PROBLEM DESCRIPTION
Look through the lines below and extract any with the word "object".

[start of INFORMATION SUPPLIED]

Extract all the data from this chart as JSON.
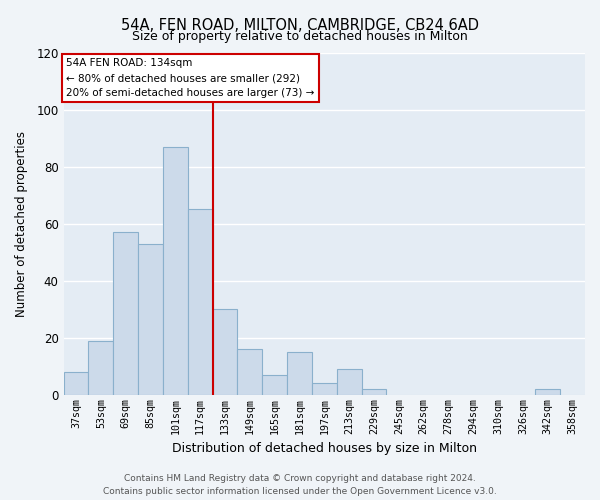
{
  "title": "54A, FEN ROAD, MILTON, CAMBRIDGE, CB24 6AD",
  "subtitle": "Size of property relative to detached houses in Milton",
  "xlabel": "Distribution of detached houses by size in Milton",
  "ylabel": "Number of detached properties",
  "bar_color": "#ccdaea",
  "bar_edge_color": "#8ab0cc",
  "background_color": "#f0f4f8",
  "categories": [
    "37sqm",
    "53sqm",
    "69sqm",
    "85sqm",
    "101sqm",
    "117sqm",
    "133sqm",
    "149sqm",
    "165sqm",
    "181sqm",
    "197sqm",
    "213sqm",
    "229sqm",
    "245sqm",
    "262sqm",
    "278sqm",
    "294sqm",
    "310sqm",
    "326sqm",
    "342sqm",
    "358sqm"
  ],
  "values": [
    8,
    19,
    57,
    53,
    87,
    65,
    30,
    16,
    7,
    15,
    4,
    9,
    2,
    0,
    0,
    0,
    0,
    0,
    0,
    2,
    0
  ],
  "ylim": [
    0,
    120
  ],
  "yticks": [
    0,
    20,
    40,
    60,
    80,
    100,
    120
  ],
  "vline_index": 6,
  "vline_color": "#cc0000",
  "annotation_line1": "54A FEN ROAD: 134sqm",
  "annotation_line2": "← 80% of detached houses are smaller (292)",
  "annotation_line3": "20% of semi-detached houses are larger (73) →",
  "annotation_box_color": "#ffffff",
  "annotation_box_edge": "#cc0000",
  "footer_text": "Contains HM Land Registry data © Crown copyright and database right 2024.\nContains public sector information licensed under the Open Government Licence v3.0.",
  "grid_color": "#ffffff",
  "plot_bg_color": "#e4ecf4"
}
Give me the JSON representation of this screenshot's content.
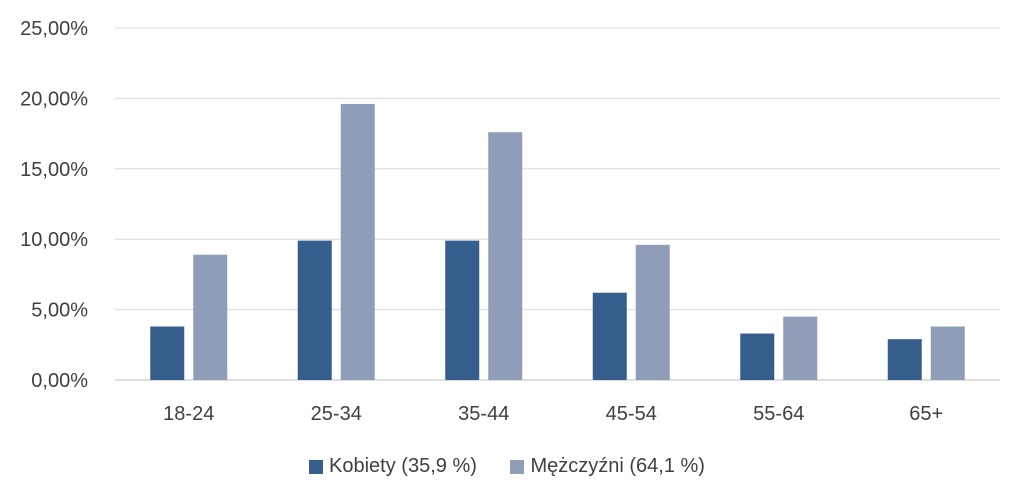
{
  "chart_data": {
    "type": "bar",
    "categories": [
      "18-24",
      "25-34",
      "35-44",
      "45-54",
      "55-64",
      "65+"
    ],
    "series": [
      {
        "name": "Kobiety (35,9 %)",
        "values": [
          3.8,
          9.9,
          9.9,
          6.2,
          3.3,
          2.9
        ],
        "color": "#355e8c"
      },
      {
        "name": "Mężczyźni (64,1 %)",
        "values": [
          8.9,
          19.6,
          17.6,
          9.6,
          4.5,
          3.8
        ],
        "color": "#8f9db9"
      }
    ],
    "y_ticks": [
      "0,00%",
      "5,00%",
      "10,00%",
      "15,00%",
      "20,00%",
      "25,00%"
    ],
    "ylim": [
      0,
      25
    ],
    "grid": true,
    "legend_position": "bottom"
  }
}
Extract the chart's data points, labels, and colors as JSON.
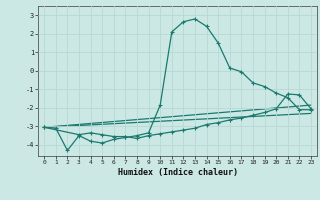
{
  "bg_color": "#cce8e5",
  "grid_color": "#b8d8d5",
  "line_color": "#1a7a6e",
  "xlabel": "Humidex (Indice chaleur)",
  "xlim": [
    -0.5,
    23.5
  ],
  "ylim": [
    -4.6,
    3.5
  ],
  "yticks": [
    -4,
    -3,
    -2,
    -1,
    0,
    1,
    2,
    3
  ],
  "xticks": [
    0,
    1,
    2,
    3,
    4,
    5,
    6,
    7,
    8,
    9,
    10,
    11,
    12,
    13,
    14,
    15,
    16,
    17,
    18,
    19,
    20,
    21,
    22,
    23
  ],
  "line1_x": [
    0,
    1,
    2,
    3,
    4,
    5,
    6,
    7,
    8,
    9,
    10,
    11,
    12,
    13,
    14,
    15,
    16,
    17,
    18,
    19,
    20,
    21,
    22,
    23
  ],
  "line1_y": [
    -3.05,
    -3.1,
    -4.3,
    -3.5,
    -3.8,
    -3.9,
    -3.7,
    -3.6,
    -3.5,
    -3.35,
    -1.85,
    2.1,
    2.65,
    2.8,
    2.4,
    1.5,
    0.15,
    -0.05,
    -0.65,
    -0.85,
    -1.2,
    -1.45,
    -2.1,
    -2.1
  ],
  "line2_x": [
    0,
    3,
    4,
    5,
    6,
    7,
    8,
    9,
    10,
    11,
    12,
    13,
    14,
    15,
    16,
    17,
    18,
    19,
    20,
    21,
    22,
    23
  ],
  "line2_y": [
    -3.05,
    -3.45,
    -3.35,
    -3.45,
    -3.55,
    -3.55,
    -3.65,
    -3.5,
    -3.4,
    -3.3,
    -3.2,
    -3.1,
    -2.9,
    -2.8,
    -2.65,
    -2.55,
    -2.4,
    -2.25,
    -2.05,
    -1.25,
    -1.3,
    -2.05
  ],
  "line3_x": [
    0,
    23
  ],
  "line3_y": [
    -3.05,
    -1.85
  ],
  "line4_x": [
    0,
    23
  ],
  "line4_y": [
    -3.05,
    -2.3
  ]
}
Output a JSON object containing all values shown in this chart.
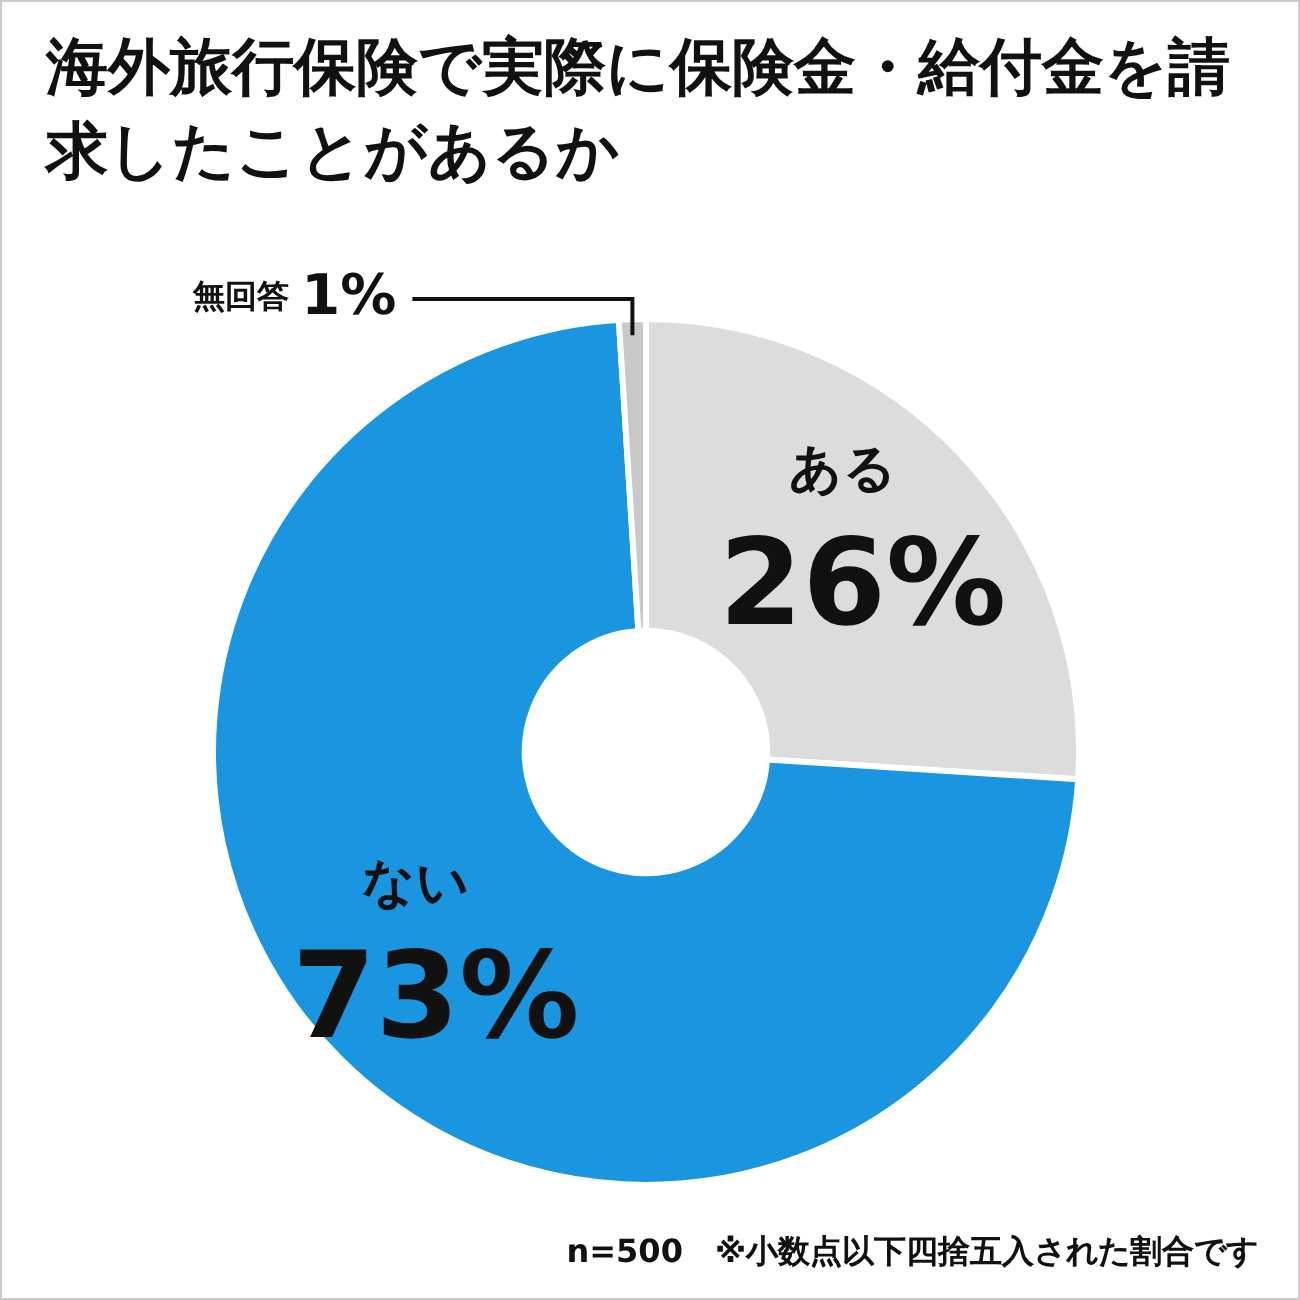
{
  "chart_data": {
    "type": "donut",
    "title": "海外旅行保険で実際に保険金・給付金を請求したことがあるか",
    "categories": [
      "ある",
      "ない",
      "無回答"
    ],
    "values": [
      26,
      73,
      1
    ],
    "colors": [
      "#dcdcdc",
      "#1a96e0",
      "#c8c8c8"
    ],
    "value_labels": [
      "26%",
      "73%",
      "1%"
    ],
    "legend": false,
    "annotations": [
      "n=500　※小数点以下四捨五入された割合です"
    ]
  }
}
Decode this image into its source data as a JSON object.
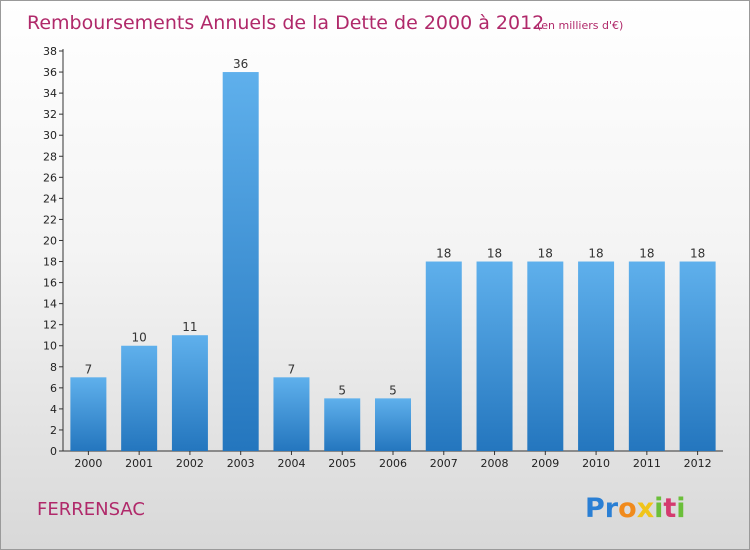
{
  "chart_data": {
    "type": "bar",
    "title": "Remboursements Annuels de la Dette de 2000 à 2012",
    "subtitle": "(en milliers d'€)",
    "categories": [
      "2000",
      "2001",
      "2002",
      "2003",
      "2004",
      "2005",
      "2006",
      "2007",
      "2008",
      "2009",
      "2010",
      "2011",
      "2012"
    ],
    "values": [
      7,
      10,
      11,
      36,
      7,
      5,
      5,
      18,
      18,
      18,
      18,
      18,
      18
    ],
    "ylim": [
      0,
      38
    ],
    "yticks": [
      0,
      2,
      4,
      6,
      8,
      10,
      12,
      14,
      16,
      18,
      20,
      22,
      24,
      26,
      28,
      30,
      32,
      34,
      36,
      38
    ],
    "grid": false,
    "bar_color": "#3d8fd6"
  },
  "commune": "FERRENSAC",
  "logo": {
    "letters": [
      "P",
      "r",
      "o",
      "x",
      "i",
      "t",
      "i"
    ],
    "colors": [
      "#2a7fd4",
      "#2a7fd4",
      "#f08a1c",
      "#f0c419",
      "#6bbf3a",
      "#d43a6f",
      "#6bbf3a"
    ]
  }
}
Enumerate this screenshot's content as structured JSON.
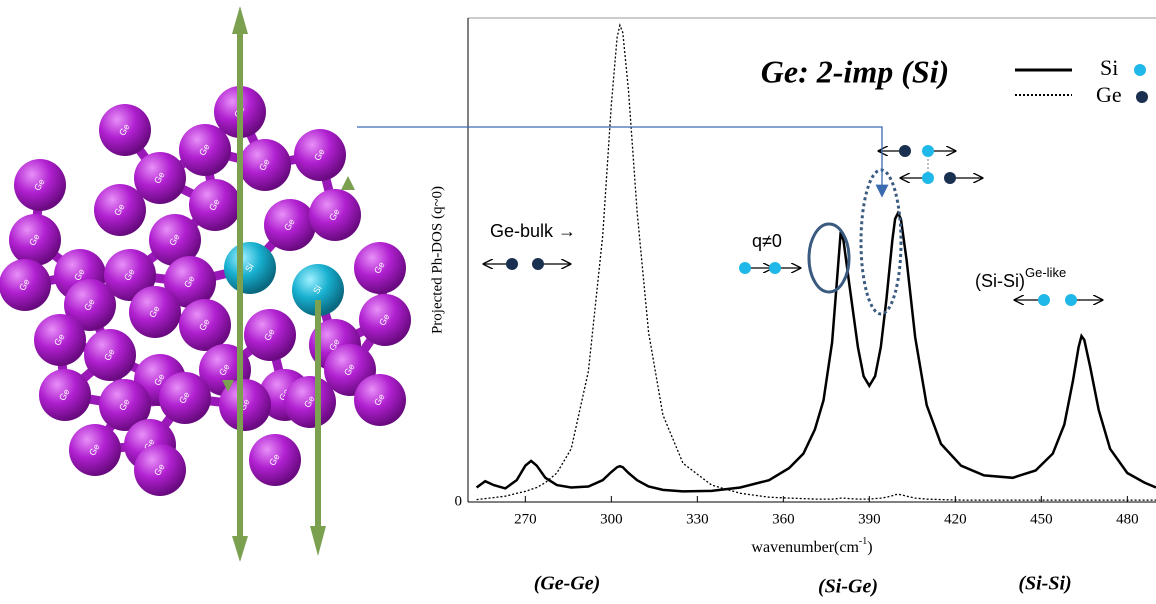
{
  "model": {
    "atoms": [
      "Ge",
      "Ge",
      "Ge",
      "Ge",
      "Ge",
      "Ge",
      "Ge",
      "Ge",
      "Ge",
      "Ge",
      "Ge",
      "Ge",
      "Ge",
      "Ge",
      "Ge",
      "Ge",
      "Ge",
      "Ge",
      "Ge",
      "Ge",
      "Ge",
      "Ge",
      "Ge",
      "Ge",
      "Ge",
      "Ge",
      "Ge",
      "Ge",
      "Ge",
      "Ge",
      "Ge",
      "Ge",
      "Ge",
      "Ge",
      "Ge",
      "Ge",
      "Ge",
      "Ge",
      "Ge",
      "Ge",
      "Si",
      "Si"
    ]
  },
  "chart_data": {
    "type": "line",
    "title": "Ge: 2-imp (Si)",
    "x_label": "wavenumber(cm",
    "x_label_sup": "-1",
    "x_label_end": ")",
    "y_label": "Projected Ph-DOS (q~0)",
    "annotations": {
      "ge_bulk": "Ge-bulk →",
      "q": "q≠0",
      "sisi": "(Si-Si)",
      "sisi_sup": "Ge-like",
      "band_gege": "(Ge-Ge)",
      "band_sige": "(Si-Ge)",
      "band_sisi": "(Si-Si)"
    },
    "x": [
      253,
      256,
      259,
      263,
      267,
      270,
      272,
      274,
      277,
      281,
      286,
      292,
      297,
      300,
      302,
      303,
      304,
      306,
      309,
      313,
      318,
      325,
      335,
      345,
      355,
      362,
      367,
      371,
      374,
      377,
      379,
      380,
      381,
      383,
      386,
      388,
      390,
      392,
      394,
      396,
      398,
      399,
      400,
      401,
      403,
      406,
      410,
      415,
      422,
      430,
      440,
      448,
      454,
      458,
      461,
      463,
      464,
      465,
      467,
      470,
      474,
      480,
      486,
      490
    ],
    "series": [
      {
        "name": "Si",
        "color": "#000000",
        "line_style": "solid",
        "values": [
          0.03,
          0.043,
          0.035,
          0.028,
          0.045,
          0.075,
          0.085,
          0.075,
          0.05,
          0.035,
          0.03,
          0.032,
          0.045,
          0.062,
          0.072,
          0.074,
          0.072,
          0.06,
          0.045,
          0.032,
          0.025,
          0.022,
          0.023,
          0.03,
          0.045,
          0.07,
          0.1,
          0.15,
          0.21,
          0.33,
          0.48,
          0.558,
          0.54,
          0.45,
          0.32,
          0.26,
          0.24,
          0.26,
          0.32,
          0.42,
          0.54,
          0.585,
          0.597,
          0.585,
          0.5,
          0.34,
          0.2,
          0.12,
          0.075,
          0.055,
          0.05,
          0.065,
          0.1,
          0.16,
          0.25,
          0.32,
          0.343,
          0.335,
          0.28,
          0.19,
          0.11,
          0.06,
          0.04,
          0.03
        ]
      },
      {
        "name": "Ge",
        "color": "#000000",
        "line_style": "dotted",
        "values": [
          0.005,
          0.007,
          0.009,
          0.012,
          0.018,
          0.022,
          0.026,
          0.03,
          0.04,
          0.06,
          0.11,
          0.27,
          0.55,
          0.82,
          0.96,
          0.985,
          0.97,
          0.85,
          0.6,
          0.35,
          0.18,
          0.08,
          0.035,
          0.018,
          0.01,
          0.008,
          0.007,
          0.006,
          0.006,
          0.006,
          0.007,
          0.008,
          0.008,
          0.007,
          0.006,
          0.006,
          0.006,
          0.007,
          0.008,
          0.01,
          0.013,
          0.015,
          0.016,
          0.015,
          0.012,
          0.008,
          0.006,
          0.005,
          0.004,
          0.004,
          0.004,
          0.004,
          0.004,
          0.004,
          0.004,
          0.004,
          0.004,
          0.004,
          0.004,
          0.004,
          0.004,
          0.004,
          0.004,
          0.004
        ]
      }
    ],
    "xlim": [
      250,
      490
    ],
    "xticks": [
      270,
      300,
      330,
      360,
      390,
      420,
      450,
      480
    ],
    "ylim": [
      0,
      1
    ],
    "yticks": [
      0
    ]
  }
}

[end of INFORMATION SUPPLIED]

FULL OUTPUT
Output a JSON object containing all values shown in this chart.
Decode this image into its source data as a JSON object.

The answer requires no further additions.